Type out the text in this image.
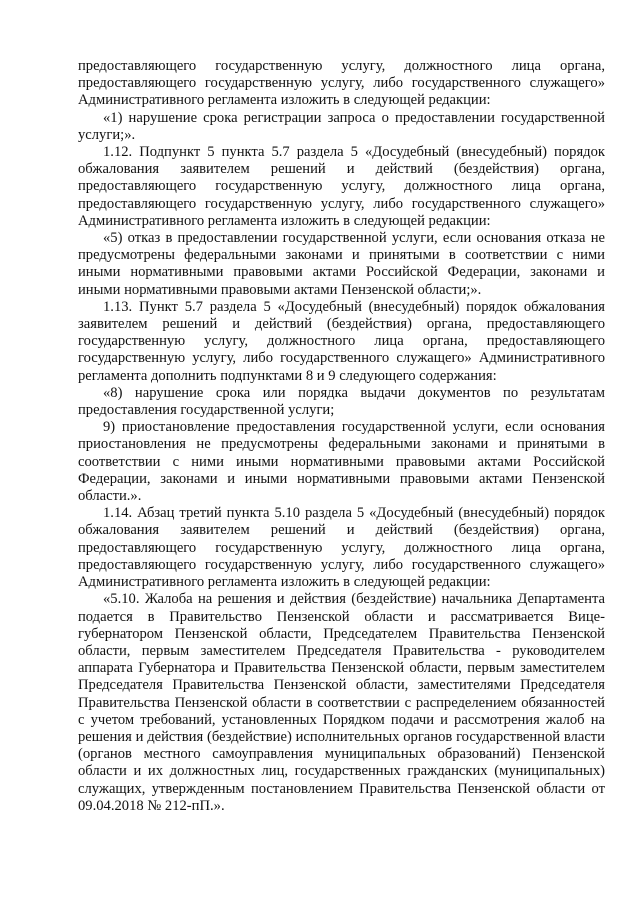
предоставляющего государственную услугу, должностного лица органа, предоставляющего государственную услугу, либо государственного служащего» Административного регламента изложить в следующей редакции:

«1) нарушение срока регистрации запроса о предоставлении государственной услуги;».

1.12. Подпункт 5 пункта 5.7 раздела 5 «Досудебный (внесудебный) порядок обжалования заявителем решений и действий (бездействия) органа, предоставляющего государственную услугу, должностного лица органа, предоставляющего государственную услугу, либо государственного служащего» Административного регламента изложить в следующей редакции:

«5) отказ в предоставлении государственной услуги, если основания отказа не предусмотрены федеральными законами и принятыми в соответствии с ними иными нормативными правовыми актами Российской Федерации, законами и иными нормативными правовыми актами Пензенской области;».

1.13. Пункт 5.7 раздела 5 «Досудебный (внесудебный) порядок обжалования заявителем решений и действий (бездействия) органа, предоставляющего государственную услугу, должностного лица органа, предоставляющего государственную услугу, либо государственного служащего» Административного регламента дополнить подпунктами 8 и 9 следующего содержания:

«8) нарушение срока или порядка выдачи документов по результатам предоставления государственной услуги;

9) приостановление предоставления государственной услуги, если основания приостановления не предусмотрены федеральными законами и принятыми в соответствии с ними иными нормативными правовыми актами Российской Федерации, законами и иными нормативными правовыми актами Пензенской области.».

1.14. Абзац третий пункта 5.10 раздела 5 «Досудебный (внесудебный) порядок обжалования заявителем решений и действий (бездействия) органа, предоставляющего государственную услугу, должностного лица органа, предоставляющего государственную услугу, либо государственного служащего» Административного регламента изложить в следующей редакции:

«5.10. Жалоба на решения и действия (бездействие) начальника Департамента подается в Правительство Пензенской области и рассматривается Вице-губернатором Пензенской области, Председателем Правительства Пензенской области, первым заместителем Председателя Правительства - руководителем аппарата Губернатора и Правительства Пензенской области, первым заместителем Председателя Правительства Пензенской области, заместителями Председателя Правительства Пензенской области в соответствии с распределением обязанностей с учетом требований, установленных Порядком подачи и рассмотрения жалоб на решения и действия (бездействие) исполнительных органов государственной власти (органов местного самоуправления муниципальных образований) Пензенской области и их должностных лиц, государственных гражданских (муниципальных) служащих, утвержденным постановлением Правительства Пензенской области от 09.04.2018 № 212-пП.».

Stated exercise – Above are records to transcribe exactly; leave their pictures out.

Task solution –
Type out the text in this image.
предоставляющего государственную услугу, должностного лица органа, предоставляющего государственную услугу, либо государственного служащего» Административного регламента изложить в следующей редакции:

«1) нарушение срока регистрации запроса о предоставлении государственной услуги;».

1.12. Подпункт 5 пункта 5.7 раздела 5 «Досудебный (внесудебный) порядок обжалования заявителем решений и действий (бездействия) органа, предоставляющего государственную услугу, должностного лица органа, предоставляющего государственную услугу, либо государственного служащего» Административного регламента изложить в следующей редакции:

«5) отказ в предоставлении государственной услуги, если основания отказа не предусмотрены федеральными законами и принятыми в соответствии с ними иными нормативными правовыми актами Российской Федерации, законами и иными нормативными правовыми актами Пензенской области;».

1.13. Пункт 5.7 раздела 5 «Досудебный (внесудебный) порядок обжалования заявителем решений и действий (бездействия) органа, предоставляющего государственную услугу, должностного лица органа, предоставляющего государственную услугу, либо государственного служащего» Административного регламента дополнить подпунктами 8 и 9 следующего содержания:

«8) нарушение срока или порядка выдачи документов по результатам предоставления государственной услуги;

9) приостановление предоставления государственной услуги, если основания приостановления не предусмотрены федеральными законами и принятыми в соответствии с ними иными нормативными правовыми актами Российской Федерации, законами и иными нормативными правовыми актами Пензенской области.».

1.14. Абзац третий пункта 5.10 раздела 5 «Досудебный (внесудебный) порядок обжалования заявителем решений и действий (бездействия) органа, предоставляющего государственную услугу, должностного лица органа, предоставляющего государственную услугу, либо государственного служащего» Административного регламента изложить в следующей редакции:

«5.10. Жалоба на решения и действия (бездействие) начальника Департамента подается в Правительство Пензенской области и рассматривается Вице-губернатором Пензенской области, Председателем Правительства Пензенской области, первым заместителем Председателя Правительства - руководителем аппарата Губернатора и Правительства Пензенской области, первым заместителем Председателя Правительства Пензенской области, заместителями Председателя Правительства Пензенской области в соответствии с распределением обязанностей с учетом требований, установленных Порядком подачи и рассмотрения жалоб на решения и действия (бездействие) исполнительных органов государственной власти (органов местного самоуправления муниципальных образований) Пензенской области и их должностных лиц, государственных гражданских (муниципальных) служащих, утвержденным постановлением Правительства Пензенской области от 09.04.2018 № 212-пП.».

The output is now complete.